- WHAT IS BEING ASKED: Your task is to output the data exactly as it stands.

------------

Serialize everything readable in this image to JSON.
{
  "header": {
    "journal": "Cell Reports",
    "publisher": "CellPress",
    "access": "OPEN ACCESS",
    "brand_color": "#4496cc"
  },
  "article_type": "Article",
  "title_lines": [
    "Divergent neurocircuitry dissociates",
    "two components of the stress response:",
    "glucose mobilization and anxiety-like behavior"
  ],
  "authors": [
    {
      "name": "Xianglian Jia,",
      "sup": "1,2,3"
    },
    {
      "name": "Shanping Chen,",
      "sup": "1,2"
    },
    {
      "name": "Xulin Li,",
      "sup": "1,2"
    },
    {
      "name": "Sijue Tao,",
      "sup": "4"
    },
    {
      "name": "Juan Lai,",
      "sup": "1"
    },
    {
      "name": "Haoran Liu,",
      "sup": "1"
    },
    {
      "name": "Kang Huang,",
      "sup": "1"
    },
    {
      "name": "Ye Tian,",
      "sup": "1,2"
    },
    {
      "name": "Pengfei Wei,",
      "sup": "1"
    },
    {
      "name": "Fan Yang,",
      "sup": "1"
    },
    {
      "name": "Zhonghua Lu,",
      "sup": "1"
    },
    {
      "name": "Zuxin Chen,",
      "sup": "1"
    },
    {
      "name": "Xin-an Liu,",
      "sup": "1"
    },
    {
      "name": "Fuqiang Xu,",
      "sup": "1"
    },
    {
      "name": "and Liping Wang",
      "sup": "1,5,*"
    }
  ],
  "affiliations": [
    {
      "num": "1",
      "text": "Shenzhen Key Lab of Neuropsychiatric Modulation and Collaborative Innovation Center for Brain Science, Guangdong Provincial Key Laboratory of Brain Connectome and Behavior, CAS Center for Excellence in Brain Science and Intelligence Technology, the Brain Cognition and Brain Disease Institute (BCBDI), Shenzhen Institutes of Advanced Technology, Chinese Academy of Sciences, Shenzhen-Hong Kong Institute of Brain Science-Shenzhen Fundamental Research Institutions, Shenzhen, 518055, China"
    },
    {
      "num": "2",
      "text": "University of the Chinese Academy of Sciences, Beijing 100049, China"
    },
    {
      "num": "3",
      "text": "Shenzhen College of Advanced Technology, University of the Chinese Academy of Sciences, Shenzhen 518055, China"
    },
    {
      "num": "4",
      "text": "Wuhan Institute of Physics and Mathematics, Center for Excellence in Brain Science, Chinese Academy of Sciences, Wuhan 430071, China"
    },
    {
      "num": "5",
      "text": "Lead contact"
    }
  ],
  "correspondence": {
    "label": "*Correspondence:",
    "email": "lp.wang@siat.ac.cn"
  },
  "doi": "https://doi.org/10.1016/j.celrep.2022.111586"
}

------------

- REPLY:
Serialize everything readable in this image to JSON.
{
  "header": {
    "journal": "Cell Reports",
    "publisher": "CellPress",
    "access": "OPEN ACCESS",
    "brand_color": "#4496cc"
  },
  "article_type": "Article",
  "title_lines": [
    "Divergent neurocircuitry dissociates",
    "two components of the stress response:",
    "glucose mobilization and anxiety-like behavior"
  ],
  "authors": [
    {
      "name": "Xianglian Jia,",
      "sup": "1,2,3"
    },
    {
      "name": "Shanping Chen,",
      "sup": "1,2"
    },
    {
      "name": "Xulin Li,",
      "sup": "1,2"
    },
    {
      "name": "Sijue Tao,",
      "sup": "4"
    },
    {
      "name": "Juan Lai,",
      "sup": "1"
    },
    {
      "name": "Haoran Liu,",
      "sup": "1"
    },
    {
      "name": "Kang Huang,",
      "sup": "1"
    },
    {
      "name": "Ye Tian,",
      "sup": "1,2"
    },
    {
      "name": "Pengfei Wei,",
      "sup": "1"
    },
    {
      "name": "Fan Yang,",
      "sup": "1"
    },
    {
      "name": "Zhonghua Lu,",
      "sup": "1"
    },
    {
      "name": "Zuxin Chen,",
      "sup": "1"
    },
    {
      "name": "Xin-an Liu,",
      "sup": "1"
    },
    {
      "name": "Fuqiang Xu,",
      "sup": "1"
    },
    {
      "name": "and Liping Wang",
      "sup": "1,5,*"
    }
  ],
  "affiliations": [
    {
      "num": "1",
      "text": "Shenzhen Key Lab of Neuropsychiatric Modulation and Collaborative Innovation Center for Brain Science, Guangdong Provincial Key Laboratory of Brain Connectome and Behavior, CAS Center for Excellence in Brain Science and Intelligence Technology, the Brain Cognition and Brain Disease Institute (BCBDI), Shenzhen Institutes of Advanced Technology, Chinese Academy of Sciences, Shenzhen-Hong Kong Institute of Brain Science-Shenzhen Fundamental Research Institutions, Shenzhen, 518055, China"
    },
    {
      "num": "2",
      "text": "University of the Chinese Academy of Sciences, Beijing 100049, China"
    },
    {
      "num": "3",
      "text": "Shenzhen College of Advanced Technology, University of the Chinese Academy of Sciences, Shenzhen 518055, China"
    },
    {
      "num": "4",
      "text": "Wuhan Institute of Physics and Mathematics, Center for Excellence in Brain Science, Chinese Academy of Sciences, Wuhan 430071, China"
    },
    {
      "num": "5",
      "text": "Lead contact"
    }
  ],
  "correspondence": {
    "label": "*Correspondence:",
    "email": "lp.wang@siat.ac.cn"
  },
  "doi": "https://doi.org/10.1016/j.celrep.2022.111586"
}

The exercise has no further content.